◆ GOAL OF THE EXERCISE
Copy every record below exactly as written, but leave out the pictures.

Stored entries
-=-=-

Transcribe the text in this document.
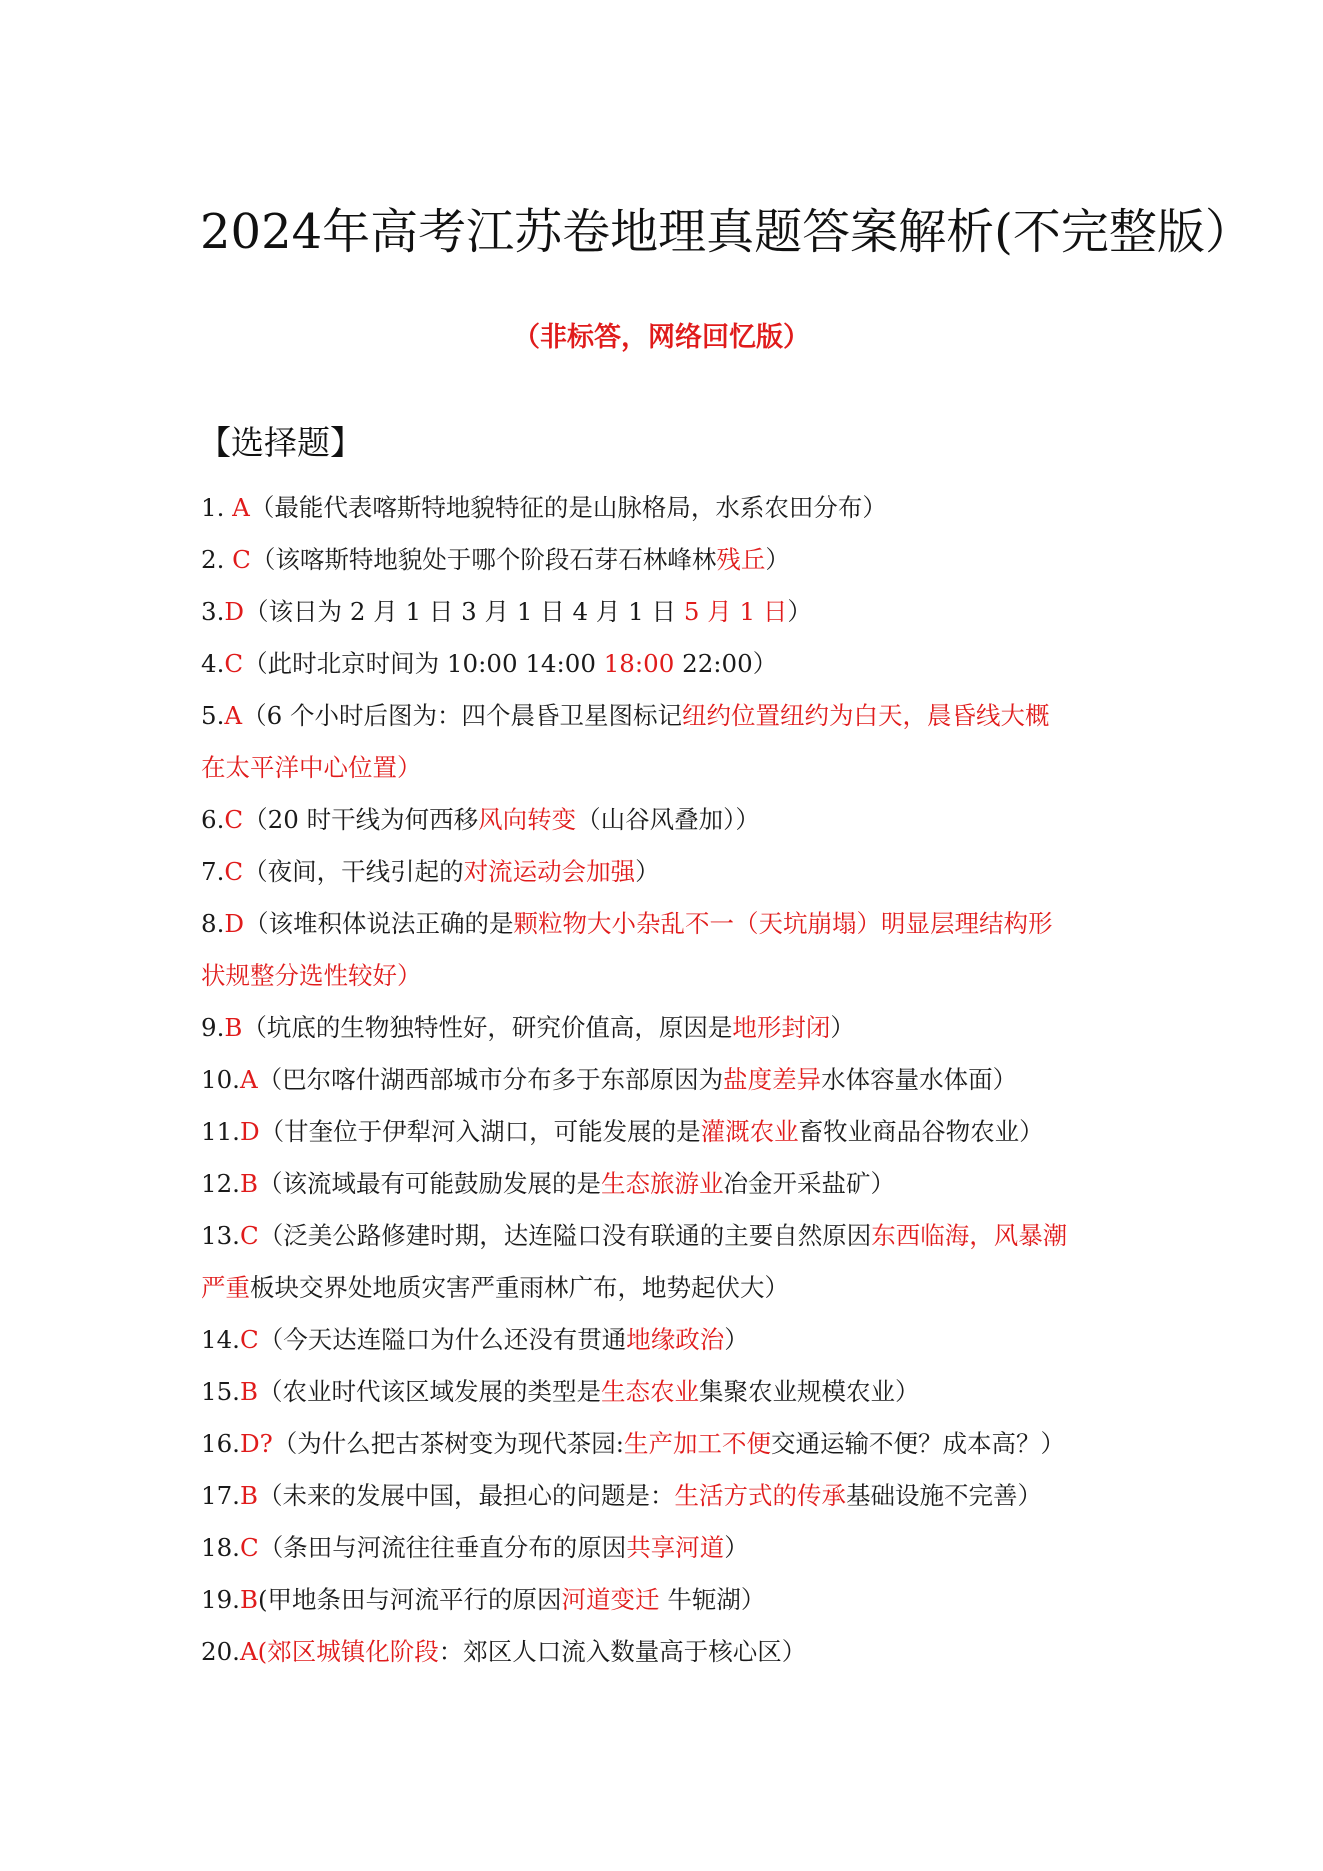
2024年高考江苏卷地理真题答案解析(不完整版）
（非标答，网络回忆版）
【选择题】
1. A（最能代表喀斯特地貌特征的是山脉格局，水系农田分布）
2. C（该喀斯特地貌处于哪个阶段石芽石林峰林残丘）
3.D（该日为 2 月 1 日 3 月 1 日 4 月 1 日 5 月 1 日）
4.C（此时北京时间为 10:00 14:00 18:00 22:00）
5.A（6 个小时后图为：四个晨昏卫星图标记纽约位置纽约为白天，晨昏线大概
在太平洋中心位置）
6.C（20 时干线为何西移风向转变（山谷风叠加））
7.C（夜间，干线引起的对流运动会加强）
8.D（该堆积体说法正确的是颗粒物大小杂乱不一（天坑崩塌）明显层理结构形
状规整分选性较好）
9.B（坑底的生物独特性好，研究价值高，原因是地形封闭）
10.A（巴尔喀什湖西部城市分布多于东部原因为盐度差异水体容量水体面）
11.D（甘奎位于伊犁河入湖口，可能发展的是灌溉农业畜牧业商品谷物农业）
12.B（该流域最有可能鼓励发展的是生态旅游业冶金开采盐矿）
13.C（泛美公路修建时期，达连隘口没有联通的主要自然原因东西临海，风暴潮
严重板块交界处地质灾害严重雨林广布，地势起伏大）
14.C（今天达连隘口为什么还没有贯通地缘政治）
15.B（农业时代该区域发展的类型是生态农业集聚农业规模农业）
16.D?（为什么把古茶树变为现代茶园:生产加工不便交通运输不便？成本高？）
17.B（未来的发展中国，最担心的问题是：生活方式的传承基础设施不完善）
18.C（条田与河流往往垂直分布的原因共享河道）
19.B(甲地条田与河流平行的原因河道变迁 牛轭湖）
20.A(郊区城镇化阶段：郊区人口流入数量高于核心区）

-=-=-

◆ WRITTEN SOLUTION
Transcribe the text in this document.
2024年高考江苏卷地理真题答案解析(不完整版）
（非标答，网络回忆版）
【选择题】
1. A（最能代表喀斯特地貌特征的是山脉格局，水系农田分布）
2. C（该喀斯特地貌处于哪个阶段石芽石林峰林残丘）
3.D（该日为 2 月 1 日 3 月 1 日 4 月 1 日 5 月 1 日）
4.C（此时北京时间为 10:00 14:00 18:00 22:00）
5.A（6 个小时后图为：四个晨昏卫星图标记纽约位置纽约为白天，晨昏线大概
在太平洋中心位置）
6.C（20 时干线为何西移风向转变（山谷风叠加））
7.C（夜间，干线引起的对流运动会加强）
8.D（该堆积体说法正确的是颗粒物大小杂乱不一（天坑崩塌）明显层理结构形
状规整分选性较好）
9.B（坑底的生物独特性好，研究价值高，原因是地形封闭）
10.A（巴尔喀什湖西部城市分布多于东部原因为盐度差异水体容量水体面）
11.D（甘奎位于伊犁河入湖口，可能发展的是灌溉农业畜牧业商品谷物农业）
12.B（该流域最有可能鼓励发展的是生态旅游业冶金开采盐矿）
13.C（泛美公路修建时期，达连隘口没有联通的主要自然原因东西临海，风暴潮
严重板块交界处地质灾害严重雨林广布，地势起伏大）
14.C（今天达连隘口为什么还没有贯通地缘政治）
15.B（农业时代该区域发展的类型是生态农业集聚农业规模农业）
16.D?（为什么把古茶树变为现代茶园:生产加工不便交通运输不便？成本高？）
17.B（未来的发展中国，最担心的问题是：生活方式的传承基础设施不完善）
18.C（条田与河流往往垂直分布的原因共享河道）
19.B(甲地条田与河流平行的原因河道变迁 牛轭湖）
20.A(郊区城镇化阶段：郊区人口流入数量高于核心区）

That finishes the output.